WHAT IS EXPECTED »
Review the material line by line. Identify and copy every line that contains the string "застройки".

Raw records

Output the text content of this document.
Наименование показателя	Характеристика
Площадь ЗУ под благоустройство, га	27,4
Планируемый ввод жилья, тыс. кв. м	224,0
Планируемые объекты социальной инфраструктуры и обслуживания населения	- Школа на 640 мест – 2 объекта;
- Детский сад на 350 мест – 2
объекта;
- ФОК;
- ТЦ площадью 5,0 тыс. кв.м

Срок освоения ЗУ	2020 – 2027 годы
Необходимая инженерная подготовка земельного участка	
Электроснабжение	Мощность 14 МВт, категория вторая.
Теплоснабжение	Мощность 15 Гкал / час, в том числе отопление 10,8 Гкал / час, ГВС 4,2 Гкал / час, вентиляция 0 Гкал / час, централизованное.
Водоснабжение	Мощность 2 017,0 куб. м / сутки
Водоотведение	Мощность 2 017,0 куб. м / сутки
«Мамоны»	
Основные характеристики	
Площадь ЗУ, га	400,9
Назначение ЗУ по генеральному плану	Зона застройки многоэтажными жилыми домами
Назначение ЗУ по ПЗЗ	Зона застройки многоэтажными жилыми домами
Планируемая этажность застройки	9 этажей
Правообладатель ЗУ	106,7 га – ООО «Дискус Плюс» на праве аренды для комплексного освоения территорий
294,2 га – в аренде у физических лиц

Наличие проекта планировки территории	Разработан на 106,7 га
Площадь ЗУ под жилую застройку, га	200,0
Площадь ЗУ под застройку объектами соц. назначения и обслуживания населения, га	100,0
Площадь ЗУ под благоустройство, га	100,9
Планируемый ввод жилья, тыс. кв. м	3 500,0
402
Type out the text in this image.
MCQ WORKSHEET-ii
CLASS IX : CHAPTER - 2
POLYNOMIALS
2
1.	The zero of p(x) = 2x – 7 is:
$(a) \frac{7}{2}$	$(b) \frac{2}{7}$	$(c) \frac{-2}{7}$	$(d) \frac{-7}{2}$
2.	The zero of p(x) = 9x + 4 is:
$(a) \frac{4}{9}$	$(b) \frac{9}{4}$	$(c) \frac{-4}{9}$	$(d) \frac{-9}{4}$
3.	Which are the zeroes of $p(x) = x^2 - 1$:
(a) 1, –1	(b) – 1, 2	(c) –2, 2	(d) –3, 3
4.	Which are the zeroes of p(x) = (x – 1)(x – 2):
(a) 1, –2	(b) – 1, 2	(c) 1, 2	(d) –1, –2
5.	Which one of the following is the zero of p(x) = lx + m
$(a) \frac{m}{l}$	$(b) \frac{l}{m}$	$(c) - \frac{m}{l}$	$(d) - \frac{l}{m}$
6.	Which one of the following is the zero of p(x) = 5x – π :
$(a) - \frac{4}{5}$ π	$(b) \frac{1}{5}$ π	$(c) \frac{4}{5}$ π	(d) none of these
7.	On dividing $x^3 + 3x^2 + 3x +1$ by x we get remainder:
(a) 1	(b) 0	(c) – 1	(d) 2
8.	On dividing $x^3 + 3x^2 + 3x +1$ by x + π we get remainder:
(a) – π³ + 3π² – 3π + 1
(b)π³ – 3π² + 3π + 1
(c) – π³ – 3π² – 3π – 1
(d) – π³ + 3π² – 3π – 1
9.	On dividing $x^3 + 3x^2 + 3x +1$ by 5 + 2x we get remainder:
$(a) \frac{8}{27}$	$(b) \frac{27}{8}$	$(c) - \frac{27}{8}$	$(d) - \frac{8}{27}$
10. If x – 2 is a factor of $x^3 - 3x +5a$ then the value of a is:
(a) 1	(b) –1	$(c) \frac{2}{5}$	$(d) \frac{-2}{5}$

TASK ANSWER »
Назначение ЗУ по генеральному плану	Зона застройки многоэтажными жилыми домами
Назначение ЗУ по ПЗЗ	Зона застройки многоэтажными жилыми домами
Планируемая этажность застройки	9 этажей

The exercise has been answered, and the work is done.